* _Listed entries_
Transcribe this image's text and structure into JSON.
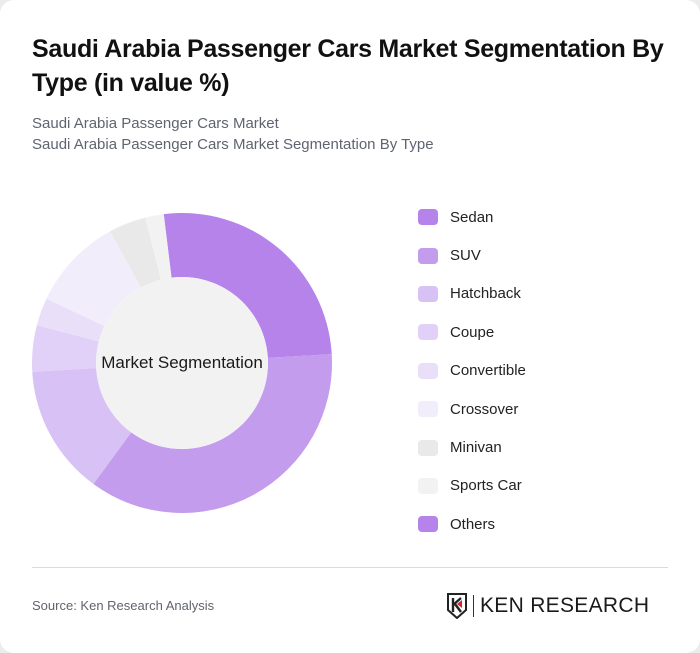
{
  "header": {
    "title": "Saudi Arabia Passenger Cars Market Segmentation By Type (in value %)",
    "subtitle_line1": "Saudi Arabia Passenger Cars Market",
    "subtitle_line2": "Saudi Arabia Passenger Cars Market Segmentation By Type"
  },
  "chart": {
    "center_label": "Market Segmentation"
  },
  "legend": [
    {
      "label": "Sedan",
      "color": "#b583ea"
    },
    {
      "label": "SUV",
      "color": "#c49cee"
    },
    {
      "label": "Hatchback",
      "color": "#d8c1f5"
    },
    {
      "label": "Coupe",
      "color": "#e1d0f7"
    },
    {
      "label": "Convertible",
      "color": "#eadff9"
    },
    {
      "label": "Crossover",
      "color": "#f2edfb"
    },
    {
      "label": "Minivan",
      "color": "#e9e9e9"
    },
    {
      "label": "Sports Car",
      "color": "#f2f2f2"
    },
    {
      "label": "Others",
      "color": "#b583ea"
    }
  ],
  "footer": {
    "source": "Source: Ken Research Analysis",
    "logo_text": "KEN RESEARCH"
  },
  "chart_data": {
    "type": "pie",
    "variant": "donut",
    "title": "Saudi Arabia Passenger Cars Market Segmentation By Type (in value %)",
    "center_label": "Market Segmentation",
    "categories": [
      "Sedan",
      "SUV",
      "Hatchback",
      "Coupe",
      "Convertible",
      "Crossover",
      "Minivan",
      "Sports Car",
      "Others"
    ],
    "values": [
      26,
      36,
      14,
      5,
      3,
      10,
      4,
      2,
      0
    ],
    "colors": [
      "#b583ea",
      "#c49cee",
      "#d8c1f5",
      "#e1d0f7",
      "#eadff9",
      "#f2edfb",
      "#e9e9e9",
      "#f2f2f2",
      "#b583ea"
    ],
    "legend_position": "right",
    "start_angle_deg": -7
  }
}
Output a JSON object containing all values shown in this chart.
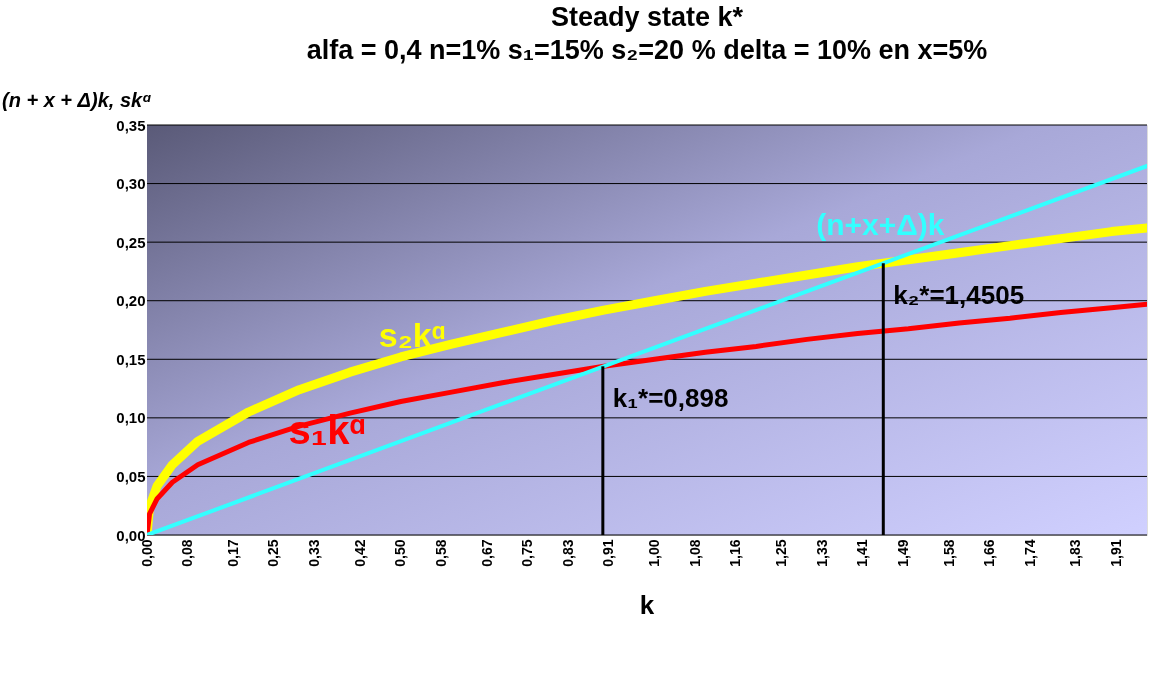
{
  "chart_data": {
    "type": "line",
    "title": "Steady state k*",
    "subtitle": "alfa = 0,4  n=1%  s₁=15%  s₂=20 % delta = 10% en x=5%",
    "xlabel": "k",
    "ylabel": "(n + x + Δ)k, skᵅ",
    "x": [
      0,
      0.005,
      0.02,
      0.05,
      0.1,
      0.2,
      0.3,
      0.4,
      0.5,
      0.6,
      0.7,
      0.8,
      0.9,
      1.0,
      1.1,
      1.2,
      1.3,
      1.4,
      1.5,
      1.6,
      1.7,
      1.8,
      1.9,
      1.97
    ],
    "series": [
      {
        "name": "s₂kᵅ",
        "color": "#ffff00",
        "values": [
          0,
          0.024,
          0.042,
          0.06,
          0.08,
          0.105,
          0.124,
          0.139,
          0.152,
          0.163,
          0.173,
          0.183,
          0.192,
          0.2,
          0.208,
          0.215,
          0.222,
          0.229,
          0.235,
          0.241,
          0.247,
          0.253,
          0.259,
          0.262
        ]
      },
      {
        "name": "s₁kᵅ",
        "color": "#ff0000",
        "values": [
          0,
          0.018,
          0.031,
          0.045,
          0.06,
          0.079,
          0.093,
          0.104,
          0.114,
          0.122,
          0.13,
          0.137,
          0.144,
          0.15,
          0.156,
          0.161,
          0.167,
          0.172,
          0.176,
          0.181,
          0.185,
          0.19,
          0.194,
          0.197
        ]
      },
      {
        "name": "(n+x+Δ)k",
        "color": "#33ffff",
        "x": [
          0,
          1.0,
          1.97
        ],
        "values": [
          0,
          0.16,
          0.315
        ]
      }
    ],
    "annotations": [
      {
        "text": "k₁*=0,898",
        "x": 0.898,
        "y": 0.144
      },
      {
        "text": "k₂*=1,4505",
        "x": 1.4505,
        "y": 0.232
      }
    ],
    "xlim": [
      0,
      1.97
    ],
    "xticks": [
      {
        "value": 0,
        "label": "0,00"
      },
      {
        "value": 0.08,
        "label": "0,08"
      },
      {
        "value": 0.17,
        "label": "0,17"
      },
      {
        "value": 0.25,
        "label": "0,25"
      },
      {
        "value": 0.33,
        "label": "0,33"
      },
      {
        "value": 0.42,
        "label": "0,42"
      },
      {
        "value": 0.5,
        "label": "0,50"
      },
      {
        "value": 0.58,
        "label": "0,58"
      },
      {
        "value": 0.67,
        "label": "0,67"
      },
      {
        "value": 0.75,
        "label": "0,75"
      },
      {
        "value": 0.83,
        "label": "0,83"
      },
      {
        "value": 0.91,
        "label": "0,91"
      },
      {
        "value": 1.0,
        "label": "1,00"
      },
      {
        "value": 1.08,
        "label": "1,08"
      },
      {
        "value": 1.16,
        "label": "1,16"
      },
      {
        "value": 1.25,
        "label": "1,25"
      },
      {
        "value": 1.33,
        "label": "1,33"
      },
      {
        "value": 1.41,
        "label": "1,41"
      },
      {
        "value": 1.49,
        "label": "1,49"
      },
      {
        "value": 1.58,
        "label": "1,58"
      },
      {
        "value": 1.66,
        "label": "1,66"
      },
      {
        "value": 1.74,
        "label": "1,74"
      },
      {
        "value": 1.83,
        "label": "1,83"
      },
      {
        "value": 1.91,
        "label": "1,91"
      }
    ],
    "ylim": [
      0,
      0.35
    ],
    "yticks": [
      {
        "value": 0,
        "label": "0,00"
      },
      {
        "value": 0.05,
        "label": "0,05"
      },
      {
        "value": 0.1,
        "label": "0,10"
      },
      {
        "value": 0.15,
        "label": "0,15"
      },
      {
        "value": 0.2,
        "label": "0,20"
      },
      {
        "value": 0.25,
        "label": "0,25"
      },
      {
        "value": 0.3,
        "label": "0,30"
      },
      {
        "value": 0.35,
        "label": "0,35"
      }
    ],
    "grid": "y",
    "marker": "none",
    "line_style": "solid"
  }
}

--

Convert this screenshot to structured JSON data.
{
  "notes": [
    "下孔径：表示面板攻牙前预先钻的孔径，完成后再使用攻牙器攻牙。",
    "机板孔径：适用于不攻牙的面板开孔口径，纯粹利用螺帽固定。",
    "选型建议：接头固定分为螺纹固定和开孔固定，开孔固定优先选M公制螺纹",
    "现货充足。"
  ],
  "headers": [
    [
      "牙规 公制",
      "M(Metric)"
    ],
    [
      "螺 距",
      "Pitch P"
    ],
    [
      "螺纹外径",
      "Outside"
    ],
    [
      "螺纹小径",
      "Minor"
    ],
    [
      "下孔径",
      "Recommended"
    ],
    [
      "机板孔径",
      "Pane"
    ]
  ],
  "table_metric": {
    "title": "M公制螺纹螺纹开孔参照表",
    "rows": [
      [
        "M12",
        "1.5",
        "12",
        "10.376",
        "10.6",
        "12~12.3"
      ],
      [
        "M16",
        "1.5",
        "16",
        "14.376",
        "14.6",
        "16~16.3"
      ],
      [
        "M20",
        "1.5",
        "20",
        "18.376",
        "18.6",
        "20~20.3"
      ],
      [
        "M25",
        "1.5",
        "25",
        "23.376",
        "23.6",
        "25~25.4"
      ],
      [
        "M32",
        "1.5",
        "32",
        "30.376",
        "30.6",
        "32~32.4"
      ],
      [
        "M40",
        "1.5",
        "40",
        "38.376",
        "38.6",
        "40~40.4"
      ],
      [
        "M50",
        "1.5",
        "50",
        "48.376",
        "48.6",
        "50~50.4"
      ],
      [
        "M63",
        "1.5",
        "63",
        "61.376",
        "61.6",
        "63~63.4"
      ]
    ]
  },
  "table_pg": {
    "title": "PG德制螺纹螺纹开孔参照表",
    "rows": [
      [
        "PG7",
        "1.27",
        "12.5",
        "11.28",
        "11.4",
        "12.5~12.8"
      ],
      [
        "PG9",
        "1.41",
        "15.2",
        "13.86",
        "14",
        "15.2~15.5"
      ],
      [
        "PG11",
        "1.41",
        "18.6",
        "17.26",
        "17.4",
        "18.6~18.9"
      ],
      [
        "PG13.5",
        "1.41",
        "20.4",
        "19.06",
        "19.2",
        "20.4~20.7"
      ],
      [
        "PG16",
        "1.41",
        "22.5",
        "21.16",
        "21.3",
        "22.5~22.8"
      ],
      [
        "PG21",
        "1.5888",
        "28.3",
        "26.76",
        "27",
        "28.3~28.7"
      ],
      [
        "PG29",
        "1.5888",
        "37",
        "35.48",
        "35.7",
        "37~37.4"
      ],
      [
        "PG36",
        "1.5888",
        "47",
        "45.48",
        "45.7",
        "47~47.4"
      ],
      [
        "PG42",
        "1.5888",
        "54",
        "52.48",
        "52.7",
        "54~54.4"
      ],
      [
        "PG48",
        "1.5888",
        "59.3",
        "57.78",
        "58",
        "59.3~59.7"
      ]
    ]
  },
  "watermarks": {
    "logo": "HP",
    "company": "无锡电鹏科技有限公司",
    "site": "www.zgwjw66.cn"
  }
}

* _To do_
How many lines of these entries hold the string "this"? Answer with the number alone.

* _Response to the task_
3